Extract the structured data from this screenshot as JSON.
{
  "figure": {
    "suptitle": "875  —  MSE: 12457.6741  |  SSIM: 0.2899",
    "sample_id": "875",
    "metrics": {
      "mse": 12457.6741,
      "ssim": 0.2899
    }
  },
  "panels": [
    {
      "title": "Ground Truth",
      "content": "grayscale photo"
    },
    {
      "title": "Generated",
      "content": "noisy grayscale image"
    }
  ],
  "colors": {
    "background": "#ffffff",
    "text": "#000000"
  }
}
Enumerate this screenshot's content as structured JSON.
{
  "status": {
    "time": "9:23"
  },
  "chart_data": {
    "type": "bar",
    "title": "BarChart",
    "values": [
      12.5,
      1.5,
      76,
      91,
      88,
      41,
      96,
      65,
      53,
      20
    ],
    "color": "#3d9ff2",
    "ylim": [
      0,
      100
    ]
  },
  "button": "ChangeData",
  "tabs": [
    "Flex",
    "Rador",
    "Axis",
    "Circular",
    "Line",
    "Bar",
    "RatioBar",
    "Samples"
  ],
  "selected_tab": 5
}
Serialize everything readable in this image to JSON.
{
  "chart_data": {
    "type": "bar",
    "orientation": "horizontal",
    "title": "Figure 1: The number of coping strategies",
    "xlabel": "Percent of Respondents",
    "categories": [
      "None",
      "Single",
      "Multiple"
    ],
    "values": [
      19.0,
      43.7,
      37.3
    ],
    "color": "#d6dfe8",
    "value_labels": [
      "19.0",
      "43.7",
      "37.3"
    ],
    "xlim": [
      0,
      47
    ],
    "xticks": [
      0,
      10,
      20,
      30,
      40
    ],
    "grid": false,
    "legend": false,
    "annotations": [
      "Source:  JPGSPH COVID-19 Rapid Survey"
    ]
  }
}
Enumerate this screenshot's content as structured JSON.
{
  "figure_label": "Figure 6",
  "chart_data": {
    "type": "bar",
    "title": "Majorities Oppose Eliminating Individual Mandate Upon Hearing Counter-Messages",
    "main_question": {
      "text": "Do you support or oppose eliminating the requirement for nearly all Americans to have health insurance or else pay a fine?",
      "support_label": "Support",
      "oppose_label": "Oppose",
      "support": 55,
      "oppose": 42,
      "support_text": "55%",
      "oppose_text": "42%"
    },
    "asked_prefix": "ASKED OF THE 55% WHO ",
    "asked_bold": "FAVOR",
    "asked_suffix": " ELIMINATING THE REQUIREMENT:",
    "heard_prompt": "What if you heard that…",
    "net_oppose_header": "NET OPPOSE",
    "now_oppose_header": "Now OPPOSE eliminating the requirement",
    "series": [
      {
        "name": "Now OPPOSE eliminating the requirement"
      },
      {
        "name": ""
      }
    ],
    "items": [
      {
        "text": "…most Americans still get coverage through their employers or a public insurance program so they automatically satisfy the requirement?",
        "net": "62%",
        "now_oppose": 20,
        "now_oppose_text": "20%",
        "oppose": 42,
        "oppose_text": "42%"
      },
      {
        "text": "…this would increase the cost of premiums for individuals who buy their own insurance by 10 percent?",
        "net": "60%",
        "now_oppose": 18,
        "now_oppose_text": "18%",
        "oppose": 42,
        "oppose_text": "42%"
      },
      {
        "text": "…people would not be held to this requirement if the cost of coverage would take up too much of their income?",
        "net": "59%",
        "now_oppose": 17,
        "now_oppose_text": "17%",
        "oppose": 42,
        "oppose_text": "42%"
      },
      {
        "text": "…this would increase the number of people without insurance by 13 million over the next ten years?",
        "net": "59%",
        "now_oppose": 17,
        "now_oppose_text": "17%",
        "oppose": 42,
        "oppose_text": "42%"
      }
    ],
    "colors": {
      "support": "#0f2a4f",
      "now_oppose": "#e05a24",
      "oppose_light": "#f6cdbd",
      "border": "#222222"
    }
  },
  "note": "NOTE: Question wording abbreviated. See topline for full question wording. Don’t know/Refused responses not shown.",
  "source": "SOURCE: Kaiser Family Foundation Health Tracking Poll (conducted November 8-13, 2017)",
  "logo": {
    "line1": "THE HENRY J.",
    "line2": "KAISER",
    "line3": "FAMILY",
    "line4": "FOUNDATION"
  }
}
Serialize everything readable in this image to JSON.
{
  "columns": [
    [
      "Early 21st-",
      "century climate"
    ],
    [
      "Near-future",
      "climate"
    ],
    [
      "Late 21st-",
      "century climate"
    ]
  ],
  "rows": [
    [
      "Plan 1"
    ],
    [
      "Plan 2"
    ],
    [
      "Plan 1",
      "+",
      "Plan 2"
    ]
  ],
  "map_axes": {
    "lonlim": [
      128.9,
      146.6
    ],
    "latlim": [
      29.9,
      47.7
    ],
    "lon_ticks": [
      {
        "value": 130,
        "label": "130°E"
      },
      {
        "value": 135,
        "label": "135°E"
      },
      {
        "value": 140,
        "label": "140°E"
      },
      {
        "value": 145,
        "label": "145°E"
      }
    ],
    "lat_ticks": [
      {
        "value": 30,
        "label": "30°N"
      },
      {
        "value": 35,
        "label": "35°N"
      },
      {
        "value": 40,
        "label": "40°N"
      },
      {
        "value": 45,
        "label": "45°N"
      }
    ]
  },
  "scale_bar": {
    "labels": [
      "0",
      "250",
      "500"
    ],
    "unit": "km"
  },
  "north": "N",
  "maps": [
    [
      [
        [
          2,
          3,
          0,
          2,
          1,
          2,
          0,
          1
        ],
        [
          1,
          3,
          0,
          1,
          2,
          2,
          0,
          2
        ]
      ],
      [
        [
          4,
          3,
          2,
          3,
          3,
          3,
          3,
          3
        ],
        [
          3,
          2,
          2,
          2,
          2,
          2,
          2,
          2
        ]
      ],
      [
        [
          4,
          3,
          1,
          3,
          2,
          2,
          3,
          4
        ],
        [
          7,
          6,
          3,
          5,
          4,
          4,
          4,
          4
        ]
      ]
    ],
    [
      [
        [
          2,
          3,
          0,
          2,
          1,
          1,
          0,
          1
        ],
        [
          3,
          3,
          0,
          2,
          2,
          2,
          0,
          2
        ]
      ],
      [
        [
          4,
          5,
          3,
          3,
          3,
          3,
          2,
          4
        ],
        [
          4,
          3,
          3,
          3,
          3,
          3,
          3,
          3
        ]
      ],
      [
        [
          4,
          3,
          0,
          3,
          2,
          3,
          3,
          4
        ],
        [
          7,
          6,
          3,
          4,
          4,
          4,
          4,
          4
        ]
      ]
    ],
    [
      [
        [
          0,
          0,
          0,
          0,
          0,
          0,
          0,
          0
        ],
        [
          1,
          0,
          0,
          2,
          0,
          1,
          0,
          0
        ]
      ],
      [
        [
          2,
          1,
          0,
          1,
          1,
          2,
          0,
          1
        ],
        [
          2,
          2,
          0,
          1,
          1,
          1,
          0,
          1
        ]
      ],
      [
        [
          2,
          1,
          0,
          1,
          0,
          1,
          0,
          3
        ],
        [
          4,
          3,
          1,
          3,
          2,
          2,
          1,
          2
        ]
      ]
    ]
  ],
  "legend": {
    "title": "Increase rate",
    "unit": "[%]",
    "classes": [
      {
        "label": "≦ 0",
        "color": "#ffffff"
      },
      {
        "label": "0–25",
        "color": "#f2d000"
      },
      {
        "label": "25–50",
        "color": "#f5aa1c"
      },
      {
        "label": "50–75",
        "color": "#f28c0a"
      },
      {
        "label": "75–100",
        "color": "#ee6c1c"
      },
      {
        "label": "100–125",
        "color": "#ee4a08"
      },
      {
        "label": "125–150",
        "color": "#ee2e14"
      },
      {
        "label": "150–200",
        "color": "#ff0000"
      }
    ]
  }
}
◇ ◇ ◇ ◇ ◇
→ What you need to do: Copy each record from above without leaving any out.

→ Complete answer:
Extract the structured data from this screenshot as JSON.
{
  "figure": {
    "suptitle": "875  —  MSE: 12457.6741  |  SSIM: 0.2899",
    "sample_id": "875",
    "metrics": {
      "mse": 12457.6741,
      "ssim": 0.2899
    }
  },
  "panels": [
    {
      "title": "Ground Truth",
      "content": "grayscale photo"
    },
    {
      "title": "Generated",
      "content": "noisy grayscale image"
    }
  ],
  "colors": {
    "background": "#ffffff",
    "text": "#000000"
  }
}
Enumerate this screenshot's content as structured JSON.
{
  "status": {
    "time": "9:23"
  },
  "chart_data": {
    "type": "bar",
    "title": "BarChart",
    "values": [
      12.5,
      1.5,
      76,
      91,
      88,
      41,
      96,
      65,
      53,
      20
    ],
    "color": "#3d9ff2",
    "ylim": [
      0,
      100
    ]
  },
  "button": "ChangeData",
  "tabs": [
    "Flex",
    "Rador",
    "Axis",
    "Circular",
    "Line",
    "Bar",
    "RatioBar",
    "Samples"
  ],
  "selected_tab": 5
}
Serialize everything readable in this image to JSON.
{
  "chart_data": {
    "type": "bar",
    "orientation": "horizontal",
    "title": "Figure 1: The number of coping strategies",
    "xlabel": "Percent of Respondents",
    "categories": [
      "None",
      "Single",
      "Multiple"
    ],
    "values": [
      19.0,
      43.7,
      37.3
    ],
    "color": "#d6dfe8",
    "value_labels": [
      "19.0",
      "43.7",
      "37.3"
    ],
    "xlim": [
      0,
      47
    ],
    "xticks": [
      0,
      10,
      20,
      30,
      40
    ],
    "grid": false,
    "legend": false,
    "annotations": [
      "Source:  JPGSPH COVID-19 Rapid Survey"
    ]
  }
}
Enumerate this screenshot's content as structured JSON.
{
  "figure_label": "Figure 6",
  "chart_data": {
    "type": "bar",
    "title": "Majorities Oppose Eliminating Individual Mandate Upon Hearing Counter-Messages",
    "main_question": {
      "text": "Do you support or oppose eliminating the requirement for nearly all Americans to have health insurance or else pay a fine?",
      "support_label": "Support",
      "oppose_label": "Oppose",
      "support": 55,
      "oppose": 42,
      "support_text": "55%",
      "oppose_text": "42%"
    },
    "asked_prefix": "ASKED OF THE 55% WHO ",
    "asked_bold": "FAVOR",
    "asked_suffix": " ELIMINATING THE REQUIREMENT:",
    "heard_prompt": "What if you heard that…",
    "net_oppose_header": "NET OPPOSE",
    "now_oppose_header": "Now OPPOSE eliminating the requirement",
    "series": [
      {
        "name": "Now OPPOSE eliminating the requirement"
      },
      {
        "name": ""
      }
    ],
    "items": [
      {
        "text": "…most Americans still get coverage through their employers or a public insurance program so they automatically satisfy the requirement?",
        "net": "62%",
        "now_oppose": 20,
        "now_oppose_text": "20%",
        "oppose": 42,
        "oppose_text": "42%"
      },
      {
        "text": "…this would increase the cost of premiums for individuals who buy their own insurance by 10 percent?",
        "net": "60%",
        "now_oppose": 18,
        "now_oppose_text": "18%",
        "oppose": 42,
        "oppose_text": "42%"
      },
      {
        "text": "…people would not be held to this requirement if the cost of coverage would take up too much of their income?",
        "net": "59%",
        "now_oppose": 17,
        "now_oppose_text": "17%",
        "oppose": 42,
        "oppose_text": "42%"
      },
      {
        "text": "…this would increase the number of people without insurance by 13 million over the next ten years?",
        "net": "59%",
        "now_oppose": 17,
        "now_oppose_text": "17%",
        "oppose": 42,
        "oppose_text": "42%"
      }
    ],
    "colors": {
      "support": "#0f2a4f",
      "now_oppose": "#e05a24",
      "oppose_light": "#f6cdbd",
      "border": "#222222"
    }
  },
  "note": "NOTE: Question wording abbreviated. See topline for full question wording. Don’t know/Refused responses not shown.",
  "source": "SOURCE: Kaiser Family Foundation Health Tracking Poll (conducted November 8-13, 2017)",
  "logo": {
    "line1": "THE HENRY J.",
    "line2": "KAISER",
    "line3": "FAMILY",
    "line4": "FOUNDATION"
  }
}
Serialize everything readable in this image to JSON.
{
  "columns": [
    [
      "Early 21st-",
      "century climate"
    ],
    [
      "Near-future",
      "climate"
    ],
    [
      "Late 21st-",
      "century climate"
    ]
  ],
  "rows": [
    [
      "Plan 1"
    ],
    [
      "Plan 2"
    ],
    [
      "Plan 1",
      "+",
      "Plan 2"
    ]
  ],
  "map_axes": {
    "lonlim": [
      128.9,
      146.6
    ],
    "latlim": [
      29.9,
      47.7
    ],
    "lon_ticks": [
      {
        "value": 130,
        "label": "130°E"
      },
      {
        "value": 135,
        "label": "135°E"
      },
      {
        "value": 140,
        "label": "140°E"
      },
      {
        "value": 145,
        "label": "145°E"
      }
    ],
    "lat_ticks": [
      {
        "value": 30,
        "label": "30°N"
      },
      {
        "value": 35,
        "label": "35°N"
      },
      {
        "value": 40,
        "label": "40°N"
      },
      {
        "value": 45,
        "label": "45°N"
      }
    ]
  },
  "scale_bar": {
    "labels": [
      "0",
      "250",
      "500"
    ],
    "unit": "km"
  },
  "north": "N",
  "maps": [
    [
      [
        [
          2,
          3,
          0,
          2,
          1,
          2,
          0,
          1
        ],
        [
          1,
          3,
          0,
          1,
          2,
          2,
          0,
          2
        ]
      ],
      [
        [
          4,
          3,
          2,
          3,
          3,
          3,
          3,
          3
        ],
        [
          3,
          2,
          2,
          2,
          2,
          2,
          2,
          2
        ]
      ],
      [
        [
          4,
          3,
          1,
          3,
          2,
          2,
          3,
          4
        ],
        [
          7,
          6,
          3,
          5,
          4,
          4,
          4,
          4
        ]
      ]
    ],
    [
      [
        [
          2,
          3,
          0,
          2,
          1,
          1,
          0,
          1
        ],
        [
          3,
          3,
          0,
          2,
          2,
          2,
          0,
          2
        ]
      ],
      [
        [
          4,
          5,
          3,
          3,
          3,
          3,
          2,
          4
        ],
        [
          4,
          3,
          3,
          3,
          3,
          3,
          3,
          3
        ]
      ],
      [
        [
          4,
          3,
          0,
          3,
          2,
          3,
          3,
          4
        ],
        [
          7,
          6,
          3,
          4,
          4,
          4,
          4,
          4
        ]
      ]
    ],
    [
      [
        [
          0,
          0,
          0,
          0,
          0,
          0,
          0,
          0
        ],
        [
          1,
          0,
          0,
          2,
          0,
          1,
          0,
          0
        ]
      ],
      [
        [
          2,
          1,
          0,
          1,
          1,
          2,
          0,
          1
        ],
        [
          2,
          2,
          0,
          1,
          1,
          1,
          0,
          1
        ]
      ],
      [
        [
          2,
          1,
          0,
          1,
          0,
          1,
          0,
          3
        ],
        [
          4,
          3,
          1,
          3,
          2,
          2,
          1,
          2
        ]
      ]
    ]
  ],
  "legend": {
    "title": "Increase rate",
    "unit": "[%]",
    "classes": [
      {
        "label": "≦ 0",
        "color": "#ffffff"
      },
      {
        "label": "0–25",
        "color": "#f2d000"
      },
      {
        "label": "25–50",
        "color": "#f5aa1c"
      },
      {
        "label": "50–75",
        "color": "#f28c0a"
      },
      {
        "label": "75–100",
        "color": "#ee6c1c"
      },
      {
        "label": "100–125",
        "color": "#ee4a08"
      },
      {
        "label": "125–150",
        "color": "#ee2e14"
      },
      {
        "label": "150–200",
        "color": "#ff0000"
      }
    ]
  }
}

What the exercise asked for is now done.